PROBLEM TO WORK ON -> Copy out all lines of the records in which the word "Motor" appears.

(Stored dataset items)
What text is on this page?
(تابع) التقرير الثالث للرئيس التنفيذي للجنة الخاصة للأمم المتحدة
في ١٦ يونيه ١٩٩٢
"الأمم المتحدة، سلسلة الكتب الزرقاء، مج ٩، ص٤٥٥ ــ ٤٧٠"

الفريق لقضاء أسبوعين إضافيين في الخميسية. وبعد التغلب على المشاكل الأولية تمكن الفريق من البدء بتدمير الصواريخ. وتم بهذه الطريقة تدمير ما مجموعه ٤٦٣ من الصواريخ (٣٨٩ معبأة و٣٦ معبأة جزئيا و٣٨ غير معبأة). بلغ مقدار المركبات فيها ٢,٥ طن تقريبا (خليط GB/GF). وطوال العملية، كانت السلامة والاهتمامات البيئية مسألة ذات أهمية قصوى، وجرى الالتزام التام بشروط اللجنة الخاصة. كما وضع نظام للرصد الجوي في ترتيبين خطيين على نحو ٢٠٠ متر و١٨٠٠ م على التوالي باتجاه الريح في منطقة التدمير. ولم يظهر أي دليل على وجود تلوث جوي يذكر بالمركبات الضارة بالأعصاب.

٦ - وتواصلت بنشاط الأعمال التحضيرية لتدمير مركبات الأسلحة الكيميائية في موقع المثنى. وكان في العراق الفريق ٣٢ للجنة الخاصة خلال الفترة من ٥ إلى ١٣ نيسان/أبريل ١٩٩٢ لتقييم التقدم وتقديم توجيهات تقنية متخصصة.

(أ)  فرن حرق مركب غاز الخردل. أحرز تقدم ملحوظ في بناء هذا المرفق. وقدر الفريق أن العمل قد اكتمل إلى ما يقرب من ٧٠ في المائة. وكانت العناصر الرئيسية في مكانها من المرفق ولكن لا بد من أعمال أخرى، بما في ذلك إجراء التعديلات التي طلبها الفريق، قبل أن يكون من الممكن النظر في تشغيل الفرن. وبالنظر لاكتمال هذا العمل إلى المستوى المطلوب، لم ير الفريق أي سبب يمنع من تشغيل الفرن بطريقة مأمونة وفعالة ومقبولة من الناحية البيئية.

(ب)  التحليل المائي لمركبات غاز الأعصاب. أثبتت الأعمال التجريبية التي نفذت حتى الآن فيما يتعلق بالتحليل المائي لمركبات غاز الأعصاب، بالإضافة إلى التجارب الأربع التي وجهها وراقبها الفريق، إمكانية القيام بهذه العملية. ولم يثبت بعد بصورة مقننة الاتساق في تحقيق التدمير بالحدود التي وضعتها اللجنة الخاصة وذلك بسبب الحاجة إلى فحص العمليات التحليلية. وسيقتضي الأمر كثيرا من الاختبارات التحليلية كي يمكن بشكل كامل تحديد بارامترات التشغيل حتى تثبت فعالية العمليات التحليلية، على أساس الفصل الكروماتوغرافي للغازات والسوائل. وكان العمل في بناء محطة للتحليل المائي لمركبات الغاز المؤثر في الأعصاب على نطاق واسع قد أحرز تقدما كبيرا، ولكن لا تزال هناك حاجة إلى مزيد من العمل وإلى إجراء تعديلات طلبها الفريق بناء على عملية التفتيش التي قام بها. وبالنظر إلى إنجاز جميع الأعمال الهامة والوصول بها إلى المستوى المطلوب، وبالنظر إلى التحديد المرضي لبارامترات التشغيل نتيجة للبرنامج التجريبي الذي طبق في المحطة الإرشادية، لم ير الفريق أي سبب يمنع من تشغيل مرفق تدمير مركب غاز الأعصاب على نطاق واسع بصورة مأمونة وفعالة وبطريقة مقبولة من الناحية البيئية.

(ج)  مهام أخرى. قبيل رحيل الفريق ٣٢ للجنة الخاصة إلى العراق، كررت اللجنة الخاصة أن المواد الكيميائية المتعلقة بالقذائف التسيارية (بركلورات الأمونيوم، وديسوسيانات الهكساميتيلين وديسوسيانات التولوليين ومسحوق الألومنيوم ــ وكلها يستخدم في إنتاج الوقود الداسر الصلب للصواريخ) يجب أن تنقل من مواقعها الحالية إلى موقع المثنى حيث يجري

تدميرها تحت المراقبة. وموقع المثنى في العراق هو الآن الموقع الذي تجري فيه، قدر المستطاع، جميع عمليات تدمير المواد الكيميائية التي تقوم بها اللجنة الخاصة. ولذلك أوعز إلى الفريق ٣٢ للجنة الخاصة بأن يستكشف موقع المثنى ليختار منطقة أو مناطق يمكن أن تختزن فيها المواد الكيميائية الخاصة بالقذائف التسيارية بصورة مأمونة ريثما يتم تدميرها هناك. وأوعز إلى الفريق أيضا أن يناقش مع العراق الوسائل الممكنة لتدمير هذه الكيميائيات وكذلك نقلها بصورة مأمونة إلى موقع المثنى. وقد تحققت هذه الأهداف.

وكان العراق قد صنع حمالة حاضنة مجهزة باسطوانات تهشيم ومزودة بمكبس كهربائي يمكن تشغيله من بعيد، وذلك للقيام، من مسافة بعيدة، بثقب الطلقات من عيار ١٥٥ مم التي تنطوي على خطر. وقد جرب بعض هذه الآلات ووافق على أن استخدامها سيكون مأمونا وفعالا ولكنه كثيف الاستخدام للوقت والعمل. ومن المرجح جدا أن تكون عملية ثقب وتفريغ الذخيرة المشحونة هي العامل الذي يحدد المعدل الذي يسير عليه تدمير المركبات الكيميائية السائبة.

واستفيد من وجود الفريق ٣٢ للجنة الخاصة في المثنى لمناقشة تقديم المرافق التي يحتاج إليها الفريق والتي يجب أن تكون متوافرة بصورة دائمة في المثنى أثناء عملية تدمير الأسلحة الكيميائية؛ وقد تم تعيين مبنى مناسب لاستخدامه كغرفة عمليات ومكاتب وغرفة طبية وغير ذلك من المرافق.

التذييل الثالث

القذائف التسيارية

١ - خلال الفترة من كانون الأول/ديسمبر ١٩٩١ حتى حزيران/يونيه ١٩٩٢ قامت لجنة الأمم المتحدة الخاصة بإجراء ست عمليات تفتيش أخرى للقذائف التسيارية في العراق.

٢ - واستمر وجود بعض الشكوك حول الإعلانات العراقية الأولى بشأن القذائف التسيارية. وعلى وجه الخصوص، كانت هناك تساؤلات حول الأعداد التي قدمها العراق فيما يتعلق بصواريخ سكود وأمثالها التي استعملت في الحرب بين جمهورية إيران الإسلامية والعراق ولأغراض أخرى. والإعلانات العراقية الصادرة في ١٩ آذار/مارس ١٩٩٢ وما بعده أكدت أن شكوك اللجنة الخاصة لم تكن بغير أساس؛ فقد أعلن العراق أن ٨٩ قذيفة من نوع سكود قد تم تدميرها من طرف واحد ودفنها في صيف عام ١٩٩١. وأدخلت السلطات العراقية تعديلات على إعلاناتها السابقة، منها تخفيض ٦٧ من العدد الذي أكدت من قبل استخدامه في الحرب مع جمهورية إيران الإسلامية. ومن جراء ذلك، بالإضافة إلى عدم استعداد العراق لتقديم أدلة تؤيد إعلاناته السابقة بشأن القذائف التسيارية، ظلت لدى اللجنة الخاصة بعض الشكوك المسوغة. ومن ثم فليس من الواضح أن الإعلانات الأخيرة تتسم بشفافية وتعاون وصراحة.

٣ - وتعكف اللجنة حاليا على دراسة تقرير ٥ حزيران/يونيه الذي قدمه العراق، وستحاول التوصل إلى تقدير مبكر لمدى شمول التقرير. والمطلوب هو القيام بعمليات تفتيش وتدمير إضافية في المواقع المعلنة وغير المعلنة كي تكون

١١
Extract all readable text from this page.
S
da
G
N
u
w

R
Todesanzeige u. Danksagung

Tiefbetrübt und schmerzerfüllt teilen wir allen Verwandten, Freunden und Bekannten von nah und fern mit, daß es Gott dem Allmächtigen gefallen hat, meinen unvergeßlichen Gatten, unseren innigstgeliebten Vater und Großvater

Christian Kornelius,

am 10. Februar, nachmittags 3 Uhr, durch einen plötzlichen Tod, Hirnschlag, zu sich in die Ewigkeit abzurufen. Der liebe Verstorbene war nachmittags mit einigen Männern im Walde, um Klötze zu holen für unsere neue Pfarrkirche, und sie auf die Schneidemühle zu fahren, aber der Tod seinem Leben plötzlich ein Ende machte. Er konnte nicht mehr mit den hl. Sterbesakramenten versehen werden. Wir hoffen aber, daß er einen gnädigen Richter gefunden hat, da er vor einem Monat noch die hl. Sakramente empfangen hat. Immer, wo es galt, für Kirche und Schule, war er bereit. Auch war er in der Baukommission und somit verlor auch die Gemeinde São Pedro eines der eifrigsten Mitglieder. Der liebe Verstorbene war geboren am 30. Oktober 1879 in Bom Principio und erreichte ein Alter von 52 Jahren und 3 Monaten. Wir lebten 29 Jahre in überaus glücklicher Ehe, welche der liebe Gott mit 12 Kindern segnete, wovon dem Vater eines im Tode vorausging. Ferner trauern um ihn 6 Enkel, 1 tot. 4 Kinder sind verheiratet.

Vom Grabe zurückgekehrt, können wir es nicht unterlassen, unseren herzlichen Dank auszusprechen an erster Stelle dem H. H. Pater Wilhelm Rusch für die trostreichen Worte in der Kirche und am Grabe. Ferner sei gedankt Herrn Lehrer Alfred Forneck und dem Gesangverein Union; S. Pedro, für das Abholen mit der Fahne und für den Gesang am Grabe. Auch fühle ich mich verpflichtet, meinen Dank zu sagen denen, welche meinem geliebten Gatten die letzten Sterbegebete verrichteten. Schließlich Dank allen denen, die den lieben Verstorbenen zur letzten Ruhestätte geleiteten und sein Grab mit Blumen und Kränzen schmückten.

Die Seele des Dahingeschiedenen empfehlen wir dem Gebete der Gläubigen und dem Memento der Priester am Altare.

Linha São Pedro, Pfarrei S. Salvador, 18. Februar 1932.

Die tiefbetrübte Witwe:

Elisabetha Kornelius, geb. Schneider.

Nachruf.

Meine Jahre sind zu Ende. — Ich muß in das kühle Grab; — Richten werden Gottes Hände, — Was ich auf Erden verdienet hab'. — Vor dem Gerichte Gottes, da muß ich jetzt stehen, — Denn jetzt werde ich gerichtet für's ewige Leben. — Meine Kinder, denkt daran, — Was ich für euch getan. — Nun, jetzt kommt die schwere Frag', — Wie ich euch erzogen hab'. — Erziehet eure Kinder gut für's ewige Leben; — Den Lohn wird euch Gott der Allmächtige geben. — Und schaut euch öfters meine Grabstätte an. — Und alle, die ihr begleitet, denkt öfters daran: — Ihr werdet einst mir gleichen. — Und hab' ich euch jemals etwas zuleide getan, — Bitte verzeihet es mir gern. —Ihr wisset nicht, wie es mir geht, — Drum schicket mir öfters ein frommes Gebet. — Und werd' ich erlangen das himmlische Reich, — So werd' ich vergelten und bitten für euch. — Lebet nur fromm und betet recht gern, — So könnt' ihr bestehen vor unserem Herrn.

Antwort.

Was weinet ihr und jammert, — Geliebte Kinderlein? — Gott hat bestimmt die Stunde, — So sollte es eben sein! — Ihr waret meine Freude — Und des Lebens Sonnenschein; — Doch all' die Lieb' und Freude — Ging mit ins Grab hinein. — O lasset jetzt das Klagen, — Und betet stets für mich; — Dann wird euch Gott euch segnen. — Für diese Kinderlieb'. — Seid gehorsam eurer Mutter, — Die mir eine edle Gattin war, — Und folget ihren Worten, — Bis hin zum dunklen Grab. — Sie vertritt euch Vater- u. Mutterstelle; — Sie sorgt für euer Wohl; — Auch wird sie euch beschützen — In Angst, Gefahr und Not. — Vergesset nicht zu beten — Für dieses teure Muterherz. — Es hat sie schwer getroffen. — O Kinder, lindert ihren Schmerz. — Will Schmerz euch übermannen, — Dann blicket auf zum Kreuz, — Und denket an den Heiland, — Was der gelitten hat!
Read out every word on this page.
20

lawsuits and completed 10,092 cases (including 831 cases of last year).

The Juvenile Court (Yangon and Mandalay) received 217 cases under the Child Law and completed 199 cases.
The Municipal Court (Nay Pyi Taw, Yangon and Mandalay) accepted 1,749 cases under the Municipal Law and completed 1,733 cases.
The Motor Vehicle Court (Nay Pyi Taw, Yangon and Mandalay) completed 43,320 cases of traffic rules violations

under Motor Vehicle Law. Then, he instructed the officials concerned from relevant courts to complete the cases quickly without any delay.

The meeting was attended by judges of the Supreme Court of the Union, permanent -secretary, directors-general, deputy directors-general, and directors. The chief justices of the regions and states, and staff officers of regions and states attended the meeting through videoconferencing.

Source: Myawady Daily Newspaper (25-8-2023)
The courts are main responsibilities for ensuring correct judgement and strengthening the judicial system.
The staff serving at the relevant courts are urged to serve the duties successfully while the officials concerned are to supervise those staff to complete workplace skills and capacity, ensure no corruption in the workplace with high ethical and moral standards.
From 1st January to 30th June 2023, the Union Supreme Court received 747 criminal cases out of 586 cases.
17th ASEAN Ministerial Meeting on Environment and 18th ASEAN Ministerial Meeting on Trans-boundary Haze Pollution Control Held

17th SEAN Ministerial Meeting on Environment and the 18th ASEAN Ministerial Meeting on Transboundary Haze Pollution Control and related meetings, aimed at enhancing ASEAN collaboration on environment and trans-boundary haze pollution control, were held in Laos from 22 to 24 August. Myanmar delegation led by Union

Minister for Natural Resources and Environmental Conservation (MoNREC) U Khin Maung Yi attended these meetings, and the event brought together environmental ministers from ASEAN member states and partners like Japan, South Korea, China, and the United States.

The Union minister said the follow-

SOLUTION ->
The Motor Vehicle Court (Nay Pyi Taw, Yangon and Mandalay) completed 43,320 cases of traffic rules violations
under Motor Vehicle Law. Then, he instructed the officials concerned from relevant courts to complete the cases quickly without any delay.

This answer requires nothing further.